↓

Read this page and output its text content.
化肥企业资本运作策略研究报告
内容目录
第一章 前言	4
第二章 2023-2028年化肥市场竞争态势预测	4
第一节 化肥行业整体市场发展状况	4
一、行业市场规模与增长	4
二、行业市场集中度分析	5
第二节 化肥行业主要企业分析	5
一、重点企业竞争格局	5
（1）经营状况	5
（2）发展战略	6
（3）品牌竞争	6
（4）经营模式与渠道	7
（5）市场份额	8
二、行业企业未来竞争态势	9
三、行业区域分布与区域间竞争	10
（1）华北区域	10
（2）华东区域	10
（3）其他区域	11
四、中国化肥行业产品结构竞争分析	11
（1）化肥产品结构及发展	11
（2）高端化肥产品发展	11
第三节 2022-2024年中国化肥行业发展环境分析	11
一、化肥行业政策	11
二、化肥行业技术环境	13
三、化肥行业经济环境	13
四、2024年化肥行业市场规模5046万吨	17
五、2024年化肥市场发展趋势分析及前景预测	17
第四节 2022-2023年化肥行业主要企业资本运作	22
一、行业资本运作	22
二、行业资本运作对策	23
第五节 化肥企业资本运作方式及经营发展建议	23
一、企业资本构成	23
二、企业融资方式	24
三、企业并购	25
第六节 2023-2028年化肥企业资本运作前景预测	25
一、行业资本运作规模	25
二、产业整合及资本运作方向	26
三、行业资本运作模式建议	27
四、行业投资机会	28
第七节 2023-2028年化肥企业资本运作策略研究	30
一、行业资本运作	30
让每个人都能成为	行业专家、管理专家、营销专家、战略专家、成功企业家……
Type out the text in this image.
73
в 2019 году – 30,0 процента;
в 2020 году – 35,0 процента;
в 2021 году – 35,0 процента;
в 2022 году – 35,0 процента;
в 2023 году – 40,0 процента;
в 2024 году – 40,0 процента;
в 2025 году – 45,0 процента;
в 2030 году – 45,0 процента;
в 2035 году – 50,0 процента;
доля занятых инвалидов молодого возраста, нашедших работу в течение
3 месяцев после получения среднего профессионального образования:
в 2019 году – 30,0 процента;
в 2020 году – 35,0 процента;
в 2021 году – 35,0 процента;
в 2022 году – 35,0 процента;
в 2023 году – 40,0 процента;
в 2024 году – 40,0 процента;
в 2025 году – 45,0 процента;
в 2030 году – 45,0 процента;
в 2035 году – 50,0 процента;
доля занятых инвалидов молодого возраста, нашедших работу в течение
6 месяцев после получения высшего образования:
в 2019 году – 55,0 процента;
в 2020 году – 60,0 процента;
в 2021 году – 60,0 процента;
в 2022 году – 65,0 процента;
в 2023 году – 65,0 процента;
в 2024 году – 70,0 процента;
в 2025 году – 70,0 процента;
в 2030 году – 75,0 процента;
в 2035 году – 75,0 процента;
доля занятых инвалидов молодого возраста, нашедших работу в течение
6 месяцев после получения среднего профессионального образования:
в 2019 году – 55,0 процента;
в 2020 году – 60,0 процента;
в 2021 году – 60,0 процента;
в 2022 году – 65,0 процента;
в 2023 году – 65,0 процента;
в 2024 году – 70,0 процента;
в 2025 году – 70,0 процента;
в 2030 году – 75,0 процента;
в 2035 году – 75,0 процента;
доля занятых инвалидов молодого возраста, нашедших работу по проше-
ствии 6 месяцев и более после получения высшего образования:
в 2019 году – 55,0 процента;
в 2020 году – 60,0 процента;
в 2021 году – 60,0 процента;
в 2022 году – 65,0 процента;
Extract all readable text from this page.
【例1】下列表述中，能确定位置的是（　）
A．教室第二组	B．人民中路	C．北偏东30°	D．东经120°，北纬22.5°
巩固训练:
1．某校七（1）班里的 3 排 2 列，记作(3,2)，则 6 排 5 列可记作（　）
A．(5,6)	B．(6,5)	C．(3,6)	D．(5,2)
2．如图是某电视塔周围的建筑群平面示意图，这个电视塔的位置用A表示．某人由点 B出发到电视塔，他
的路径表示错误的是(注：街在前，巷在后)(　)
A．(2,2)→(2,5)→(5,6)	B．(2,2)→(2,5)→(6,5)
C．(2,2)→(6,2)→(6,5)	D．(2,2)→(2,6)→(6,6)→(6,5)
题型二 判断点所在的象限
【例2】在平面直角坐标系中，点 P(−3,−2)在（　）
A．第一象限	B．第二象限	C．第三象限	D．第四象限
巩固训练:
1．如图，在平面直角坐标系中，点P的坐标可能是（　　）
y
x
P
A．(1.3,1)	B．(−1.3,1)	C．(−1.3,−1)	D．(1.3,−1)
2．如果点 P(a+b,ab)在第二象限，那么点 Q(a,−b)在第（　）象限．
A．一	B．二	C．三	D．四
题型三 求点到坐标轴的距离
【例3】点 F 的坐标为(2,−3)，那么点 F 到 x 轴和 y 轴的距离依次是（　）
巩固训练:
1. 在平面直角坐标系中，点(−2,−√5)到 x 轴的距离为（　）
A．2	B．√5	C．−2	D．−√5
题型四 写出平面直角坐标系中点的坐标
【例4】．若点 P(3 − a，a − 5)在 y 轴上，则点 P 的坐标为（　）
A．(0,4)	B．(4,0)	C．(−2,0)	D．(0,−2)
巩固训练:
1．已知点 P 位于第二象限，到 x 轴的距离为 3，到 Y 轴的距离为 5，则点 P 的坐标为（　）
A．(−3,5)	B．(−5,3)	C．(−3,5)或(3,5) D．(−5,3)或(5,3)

↑

*Given instruction*.
Copy out all lines above that include the string "的坐标为".

*Task response*.
【例3】点 F 的坐标为(2,−3)，那么点 F 到 x 轴和 y 轴的距离依次是（　）
【例4】．若点 P(3 − a，a − 5)在 y 轴上，则点 P 的坐标为（　）
1．已知点 P 位于第二象限，到 x 轴的距离为 3，到 Y 轴的距离为 5，则点 P 的坐标为（　）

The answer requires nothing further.